═══ Extract to read
3. Mitigating negative consequences

A natural reaction to change usually result in an increase in resistant behaviors. As people move into the risk/flight zone, productivity declines, customers are negatively impacted and valued employees leave the company. Effective change management minimizes these negative factors and avoids the compounding risks of multiple changes.


Some of the thoughts which Prosci Change Management makes you think about for your project/program to establish with your primary sponsor:

  • Why is this change necessary and important?

  • What are the business results expected from this change?

  • What are the new ways of working required by the different impacted groups (if they can be envisaged now) and their relative importance to the desired business outcomes?

  • What is the budget (if it has been approved as a project) and the expected ROI/business outcomes – e.g. quantified financial impact on bottom line

  • What is the risk of remaining in the current state or achieving less than what was intended?

  • Why is there a need to change now?


Some thoughts to this:

  • Where do you anticipate the points of resistance to be for 2 or 3 of the functional groups directly impacted by your project and what can you do to minimise its effects?

  • What is the scope of the change? How many people will be affected?

  • Is the impact of the change(s) going to be the same for everyone? How will their roles and work routines be affected?
══════
═══ Dataset records
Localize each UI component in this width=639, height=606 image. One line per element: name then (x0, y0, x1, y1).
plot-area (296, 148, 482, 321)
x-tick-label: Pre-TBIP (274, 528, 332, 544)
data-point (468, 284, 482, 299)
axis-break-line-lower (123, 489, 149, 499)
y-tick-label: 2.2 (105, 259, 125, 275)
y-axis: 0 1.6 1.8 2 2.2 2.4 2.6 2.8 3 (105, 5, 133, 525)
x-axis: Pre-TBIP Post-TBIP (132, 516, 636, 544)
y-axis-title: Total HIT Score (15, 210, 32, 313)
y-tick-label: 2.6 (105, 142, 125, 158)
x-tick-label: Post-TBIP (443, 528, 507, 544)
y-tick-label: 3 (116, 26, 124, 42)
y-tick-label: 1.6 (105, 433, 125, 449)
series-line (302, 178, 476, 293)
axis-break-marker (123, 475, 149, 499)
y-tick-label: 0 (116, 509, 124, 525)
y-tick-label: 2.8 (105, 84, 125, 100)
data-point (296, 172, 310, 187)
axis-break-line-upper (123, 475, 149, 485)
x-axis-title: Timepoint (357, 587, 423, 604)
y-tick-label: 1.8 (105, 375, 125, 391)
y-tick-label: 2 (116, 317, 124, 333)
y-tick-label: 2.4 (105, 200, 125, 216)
══════
→ Exercise requirements:
1. Decide whether each statement agrees with the change management extract, and answer yes or no with the deciding words quoted from it. (a) Effective change management reduces the negative factors that come with change. (b) Productivity rises as people move into the risk/flight zone. (c) One point to establish with the primary sponsor is why the change is needed now.
2. Summarize the change management extract in two sentences.
3. Carry on the change management extract from the point where it stops.

→ Answers per task:
1.
(a) Yes: "Effective change management minimizes these negative factors and avoids the compounding risks of multiple changes."
(b) No: "As people move into the risk/flight zone, productivity declines"
(c) Yes: "Why is there a need to change now?"

2. Change usually brings resistance that lowers productivity, negatively affects customers and drives valued employees out of the company, and effective change management reduces these effects and the compounding risks of multiple changes. The extract then lists points to establish with the primary sponsor, such as why the change is necessary, what business results are expected and why it must happen now, followed by further questions about likely resistance, the scope of the change and how people's roles and routines will be affected.

3.
  • How long do you think this change will disrupt people and their internalized processes before it becomes the new norm?



My thoughts...

Project managers focus on projects, from start to the end. No doubt about this and that is what project managers are paid to deliver at the end of the day. PM certifications in the market, i.e. PMP, focus on just that, (Initiation, Planning, Execution, Monitoring, Closure). Prosci change management makes you thinking beyond this, not just on the scope of the project, but how to manage the 'people' expect of making your project successful. 'How do you get others onboard?'; "Organization don't change, people does'. This is definitely a good compliment skillset for project managers. I am also certified in Program management and can easily imagine how this could benefit Program managers as well.


For a 3 days course, it is packed. The course will go through almost every single slides in the book (About 320 slides). Teaching in details various Prosci concepts. (i.e 'ADKAR', 'CLARC', etc). There will also be a number of team exercises. This is on top of an individual presentation which you will need to prepare during the 1st two days and present on the 3rd day. As if this is not enough, the exam is scheduled on the final 30mins of the day on the 3rd day of the course.


The price for this course is probably on the high side. For a 3 days training, pricing more than USD3,800, this is probably the most expensive course I have taken. This, however, is not the main cons in the course. It's licensing policy is extremely strict. Even though you are taught and provided with the templates to use for change management, you are only 'licensed' to use Prosci methodology in the organisation where you worked in and able to use the templates provided you are the practitioner. You are not allowed to share or teach the materials to anyone. For me, who works in a vendor environment, I am not allowed to practise this to in my projects with my clients (Unless my clients have a separate license with Prosci). To me, this is shocking and unheard of.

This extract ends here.